TASK:
Copy all of the material below exactly.

RECORDS FOR THE EXERCISE:
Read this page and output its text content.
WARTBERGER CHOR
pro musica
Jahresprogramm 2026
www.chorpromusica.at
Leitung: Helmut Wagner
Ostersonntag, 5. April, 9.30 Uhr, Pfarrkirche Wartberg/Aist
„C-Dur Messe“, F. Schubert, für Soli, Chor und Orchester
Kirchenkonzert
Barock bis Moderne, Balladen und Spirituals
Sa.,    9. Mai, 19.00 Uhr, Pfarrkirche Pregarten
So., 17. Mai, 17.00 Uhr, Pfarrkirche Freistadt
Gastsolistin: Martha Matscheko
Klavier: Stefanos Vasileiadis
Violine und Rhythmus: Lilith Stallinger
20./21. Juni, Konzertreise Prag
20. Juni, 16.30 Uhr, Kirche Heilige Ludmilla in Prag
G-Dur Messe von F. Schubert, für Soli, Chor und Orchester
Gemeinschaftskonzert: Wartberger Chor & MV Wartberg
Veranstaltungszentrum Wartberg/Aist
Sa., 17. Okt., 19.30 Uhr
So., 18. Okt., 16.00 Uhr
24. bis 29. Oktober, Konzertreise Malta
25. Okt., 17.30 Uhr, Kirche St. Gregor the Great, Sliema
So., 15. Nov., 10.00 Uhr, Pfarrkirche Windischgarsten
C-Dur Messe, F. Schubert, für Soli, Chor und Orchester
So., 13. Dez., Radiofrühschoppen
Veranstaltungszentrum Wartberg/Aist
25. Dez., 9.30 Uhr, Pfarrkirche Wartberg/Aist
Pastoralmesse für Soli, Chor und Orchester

RESULT OF THE TASK:
Read this page and output its text content.
WARTBERGER CHOR
pro musica
Jahresprogramm 2026
www.chorpromusica.at
Leitung: Helmut Wagner
Ostersonntag, 5. April, 9.30 Uhr, Pfarrkirche Wartberg/Aist
„C-Dur Messe“, F. Schubert, für Soli, Chor und Orchester
Kirchenkonzert
Barock bis Moderne, Balladen und Spirituals
Sa.,    9. Mai, 19.00 Uhr, Pfarrkirche Pregarten
So., 17. Mai, 17.00 Uhr, Pfarrkirche Freistadt
Gastsolistin: Martha Matscheko
Klavier: Stefanos Vasileiadis
Violine und Rhythmus: Lilith Stallinger
20./21. Juni, Konzertreise Prag
20. Juni, 16.30 Uhr, Kirche Heilige Ludmilla in Prag
G-Dur Messe von F. Schubert, für Soli, Chor und Orchester
Gemeinschaftskonzert: Wartberger Chor & MV Wartberg
Veranstaltungszentrum Wartberg/Aist
Sa., 17. Okt., 19.30 Uhr
So., 18. Okt., 16.00 Uhr
24. bis 29. Oktober, Konzertreise Malta
25. Okt., 17.30 Uhr, Kirche St. Gregor the Great, Sliema
So., 15. Nov., 10.00 Uhr, Pfarrkirche Windischgarsten
C-Dur Messe, F. Schubert, für Soli, Chor und Orchester
So., 13. Dez., Radiofrühschoppen
Veranstaltungszentrum Wartberg/Aist
25. Dez., 9.30 Uhr, Pfarrkirche Wartberg/Aist
Pastoralmesse für Soli, Chor und Orchester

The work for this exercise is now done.